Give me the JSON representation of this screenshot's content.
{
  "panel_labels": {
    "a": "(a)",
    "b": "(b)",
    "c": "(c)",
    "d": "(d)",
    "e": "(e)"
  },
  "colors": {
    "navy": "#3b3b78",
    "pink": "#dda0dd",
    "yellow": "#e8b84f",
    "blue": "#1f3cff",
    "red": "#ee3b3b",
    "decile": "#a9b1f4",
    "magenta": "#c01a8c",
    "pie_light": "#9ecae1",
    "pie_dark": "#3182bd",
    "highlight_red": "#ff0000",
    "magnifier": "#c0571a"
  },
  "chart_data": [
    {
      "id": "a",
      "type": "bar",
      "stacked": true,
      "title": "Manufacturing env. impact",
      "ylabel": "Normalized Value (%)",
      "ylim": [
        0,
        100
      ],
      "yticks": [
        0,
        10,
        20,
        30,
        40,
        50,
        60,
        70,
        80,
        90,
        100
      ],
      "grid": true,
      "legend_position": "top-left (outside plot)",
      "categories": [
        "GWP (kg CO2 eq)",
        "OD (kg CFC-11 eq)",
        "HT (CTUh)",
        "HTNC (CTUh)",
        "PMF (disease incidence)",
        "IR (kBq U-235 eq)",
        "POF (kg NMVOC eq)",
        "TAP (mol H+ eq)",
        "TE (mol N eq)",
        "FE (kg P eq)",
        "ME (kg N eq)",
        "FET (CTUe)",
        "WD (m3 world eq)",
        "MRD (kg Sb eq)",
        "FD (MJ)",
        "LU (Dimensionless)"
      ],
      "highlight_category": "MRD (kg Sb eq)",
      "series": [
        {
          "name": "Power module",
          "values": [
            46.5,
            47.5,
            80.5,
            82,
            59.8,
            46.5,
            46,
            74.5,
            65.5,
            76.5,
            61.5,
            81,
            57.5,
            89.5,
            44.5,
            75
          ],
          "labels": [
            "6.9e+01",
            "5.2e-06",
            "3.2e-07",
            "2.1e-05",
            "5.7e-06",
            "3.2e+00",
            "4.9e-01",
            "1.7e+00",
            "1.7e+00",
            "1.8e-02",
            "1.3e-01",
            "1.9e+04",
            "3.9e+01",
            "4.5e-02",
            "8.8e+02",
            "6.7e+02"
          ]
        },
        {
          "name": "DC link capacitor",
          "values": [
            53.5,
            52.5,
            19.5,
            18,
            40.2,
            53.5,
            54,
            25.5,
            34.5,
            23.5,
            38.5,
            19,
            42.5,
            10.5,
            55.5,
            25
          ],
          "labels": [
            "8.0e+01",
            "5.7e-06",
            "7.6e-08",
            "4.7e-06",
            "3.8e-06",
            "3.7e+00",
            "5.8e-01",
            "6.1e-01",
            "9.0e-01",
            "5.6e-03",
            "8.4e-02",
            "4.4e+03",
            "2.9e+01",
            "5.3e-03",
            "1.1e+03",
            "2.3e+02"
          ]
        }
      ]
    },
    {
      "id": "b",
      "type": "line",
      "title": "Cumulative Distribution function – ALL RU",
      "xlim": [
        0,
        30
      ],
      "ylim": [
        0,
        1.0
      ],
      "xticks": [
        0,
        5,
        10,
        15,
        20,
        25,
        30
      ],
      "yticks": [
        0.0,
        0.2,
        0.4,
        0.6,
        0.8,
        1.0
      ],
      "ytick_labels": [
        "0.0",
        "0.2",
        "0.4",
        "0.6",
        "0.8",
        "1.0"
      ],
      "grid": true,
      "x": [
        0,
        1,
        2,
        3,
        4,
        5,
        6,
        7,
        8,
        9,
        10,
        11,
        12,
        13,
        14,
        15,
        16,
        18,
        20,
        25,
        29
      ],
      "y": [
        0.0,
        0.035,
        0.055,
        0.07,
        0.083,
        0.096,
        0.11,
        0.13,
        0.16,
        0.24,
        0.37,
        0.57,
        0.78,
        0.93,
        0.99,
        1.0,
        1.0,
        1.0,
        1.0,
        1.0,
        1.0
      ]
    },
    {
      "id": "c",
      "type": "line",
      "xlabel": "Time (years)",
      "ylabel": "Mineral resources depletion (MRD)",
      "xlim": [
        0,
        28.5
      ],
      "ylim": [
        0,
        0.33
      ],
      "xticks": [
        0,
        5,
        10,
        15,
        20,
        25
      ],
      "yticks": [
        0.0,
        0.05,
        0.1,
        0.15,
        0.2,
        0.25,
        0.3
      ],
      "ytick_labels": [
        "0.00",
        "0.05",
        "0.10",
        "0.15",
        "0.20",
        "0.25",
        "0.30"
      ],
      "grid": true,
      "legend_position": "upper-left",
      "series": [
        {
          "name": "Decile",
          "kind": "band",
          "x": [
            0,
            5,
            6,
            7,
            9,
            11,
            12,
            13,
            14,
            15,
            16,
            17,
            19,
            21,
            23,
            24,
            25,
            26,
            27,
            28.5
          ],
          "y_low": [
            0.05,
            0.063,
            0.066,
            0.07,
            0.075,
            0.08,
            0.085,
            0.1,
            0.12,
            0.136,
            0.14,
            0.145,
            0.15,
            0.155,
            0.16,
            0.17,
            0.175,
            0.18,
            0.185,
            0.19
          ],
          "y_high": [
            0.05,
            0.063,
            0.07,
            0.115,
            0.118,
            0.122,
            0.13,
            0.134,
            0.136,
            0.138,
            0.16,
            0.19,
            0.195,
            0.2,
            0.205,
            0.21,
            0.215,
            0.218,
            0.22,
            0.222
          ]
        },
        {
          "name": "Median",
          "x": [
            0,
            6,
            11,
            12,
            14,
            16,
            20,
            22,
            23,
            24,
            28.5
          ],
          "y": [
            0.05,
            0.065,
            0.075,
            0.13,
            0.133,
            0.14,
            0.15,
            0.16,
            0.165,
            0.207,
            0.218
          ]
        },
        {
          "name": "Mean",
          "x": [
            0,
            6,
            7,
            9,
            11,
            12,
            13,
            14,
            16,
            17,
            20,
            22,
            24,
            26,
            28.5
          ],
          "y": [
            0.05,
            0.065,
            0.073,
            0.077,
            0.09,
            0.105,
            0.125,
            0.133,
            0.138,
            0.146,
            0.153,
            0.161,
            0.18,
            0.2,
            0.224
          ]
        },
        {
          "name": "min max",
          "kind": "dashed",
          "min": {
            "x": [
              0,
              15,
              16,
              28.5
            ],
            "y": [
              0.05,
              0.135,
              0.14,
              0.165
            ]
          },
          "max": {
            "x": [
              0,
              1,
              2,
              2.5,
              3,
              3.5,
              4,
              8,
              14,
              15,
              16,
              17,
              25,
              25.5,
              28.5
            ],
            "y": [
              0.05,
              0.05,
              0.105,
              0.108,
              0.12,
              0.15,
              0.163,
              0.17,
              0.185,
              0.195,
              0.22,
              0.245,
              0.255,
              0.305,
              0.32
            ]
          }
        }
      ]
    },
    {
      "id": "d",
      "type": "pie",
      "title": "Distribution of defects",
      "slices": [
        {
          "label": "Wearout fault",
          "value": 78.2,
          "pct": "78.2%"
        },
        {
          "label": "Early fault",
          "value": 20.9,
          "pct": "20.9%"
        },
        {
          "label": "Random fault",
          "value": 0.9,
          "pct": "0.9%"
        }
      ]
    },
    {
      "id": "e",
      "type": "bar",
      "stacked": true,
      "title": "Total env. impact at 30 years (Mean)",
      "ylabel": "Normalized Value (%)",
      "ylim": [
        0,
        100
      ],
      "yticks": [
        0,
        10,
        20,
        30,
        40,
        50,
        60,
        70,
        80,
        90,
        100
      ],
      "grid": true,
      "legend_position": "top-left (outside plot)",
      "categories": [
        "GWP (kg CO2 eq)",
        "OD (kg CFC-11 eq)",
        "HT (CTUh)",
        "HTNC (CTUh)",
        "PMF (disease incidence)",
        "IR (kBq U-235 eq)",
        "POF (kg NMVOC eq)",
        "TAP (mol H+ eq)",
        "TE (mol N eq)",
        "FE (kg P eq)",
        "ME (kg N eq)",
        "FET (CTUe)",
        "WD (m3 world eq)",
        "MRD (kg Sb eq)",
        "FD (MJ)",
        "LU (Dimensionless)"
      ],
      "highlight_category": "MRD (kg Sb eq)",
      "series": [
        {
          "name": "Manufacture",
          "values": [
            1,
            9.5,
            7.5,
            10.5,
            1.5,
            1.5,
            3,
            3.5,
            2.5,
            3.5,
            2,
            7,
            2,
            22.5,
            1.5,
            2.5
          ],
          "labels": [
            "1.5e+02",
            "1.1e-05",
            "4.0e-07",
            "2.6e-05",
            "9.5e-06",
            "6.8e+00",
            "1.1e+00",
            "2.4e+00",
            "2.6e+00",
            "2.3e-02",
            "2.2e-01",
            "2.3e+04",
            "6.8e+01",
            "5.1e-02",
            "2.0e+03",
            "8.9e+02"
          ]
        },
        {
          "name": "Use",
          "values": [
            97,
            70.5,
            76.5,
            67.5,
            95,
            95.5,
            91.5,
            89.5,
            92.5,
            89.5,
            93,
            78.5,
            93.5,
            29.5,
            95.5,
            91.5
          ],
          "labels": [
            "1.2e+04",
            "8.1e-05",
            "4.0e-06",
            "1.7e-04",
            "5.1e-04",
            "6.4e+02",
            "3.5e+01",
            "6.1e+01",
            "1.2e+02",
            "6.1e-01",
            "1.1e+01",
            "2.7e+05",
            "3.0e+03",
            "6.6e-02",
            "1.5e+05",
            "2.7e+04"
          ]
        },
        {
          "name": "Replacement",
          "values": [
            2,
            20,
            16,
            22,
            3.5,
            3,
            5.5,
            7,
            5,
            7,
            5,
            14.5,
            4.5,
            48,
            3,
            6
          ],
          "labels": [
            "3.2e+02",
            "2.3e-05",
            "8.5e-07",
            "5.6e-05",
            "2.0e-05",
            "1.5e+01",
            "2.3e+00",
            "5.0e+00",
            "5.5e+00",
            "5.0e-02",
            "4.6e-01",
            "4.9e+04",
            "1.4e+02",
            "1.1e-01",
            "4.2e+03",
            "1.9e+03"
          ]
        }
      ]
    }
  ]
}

* [Written instruction]:
Count each line of the data where the word "name" appears, then reply with the total only.

* [Exercise answer]:
9